▸ **Stated goal**
The material below should be written out in full and exactly; pictures stay out of the copy.

Extracted data entries
-- Start --
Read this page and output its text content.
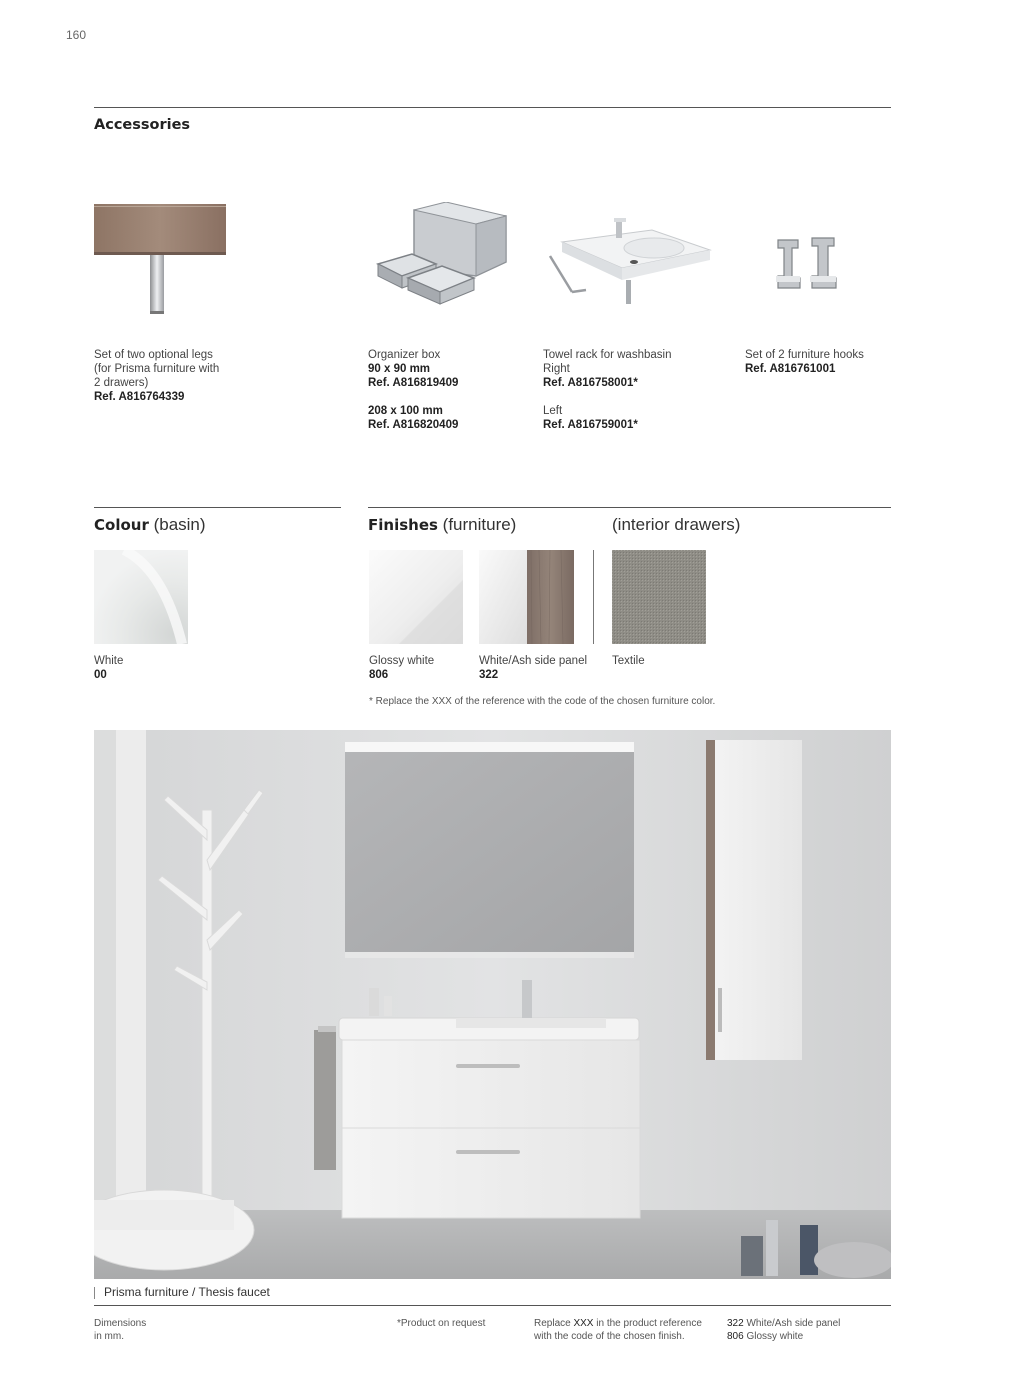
160
Accessories
Set of two optional legs
(for Prisma furniture with
2 drawers)
Ref. A816764339
Organizer box
90 x 90 mm
Ref. A816819409
208 x 100 mm
Ref. A816820409
Towel rack for washbasin
Right
Ref. A816758001*
Left
Ref. A816759001*
Set of 2 furniture hooks
Ref. A816761001
Colour (basin)	Finishes (furniture)	(interior drawers)
White
00
Glossy white
806
White/Ash side panel
322
Textile
* Replace the XXX of the reference with the code of the chosen furniture color.
Prisma furniture / Thesis faucet
Dimensions
in mm.
*Product on request	Replace XXX in the product reference
with the code of the chosen finish.
322 White/Ash side panel
806 Glossy white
-- End --
▸ **Response below**
Read this page and output its text content.
160
Accessories
Set of two optional legs
(for Prisma furniture with
2 drawers)
Ref. A816764339
Organizer box
90 x 90 mm
Ref. A816819409
208 x 100 mm
Ref. A816820409
Towel rack for washbasin
Right
Ref. A816758001*
Left
Ref. A816759001*
Set of 2 furniture hooks
Ref. A816761001
Colour (basin)	Finishes (furniture)	(interior drawers)
White
00
Glossy white
806
White/Ash side panel
322
Textile
* Replace the XXX of the reference with the code of the chosen furniture color.
Prisma furniture / Thesis faucet
Dimensions
in mm.
*Product on request	Replace XXX in the product reference
with the code of the chosen finish.
322 White/Ash side panel
806 Glossy white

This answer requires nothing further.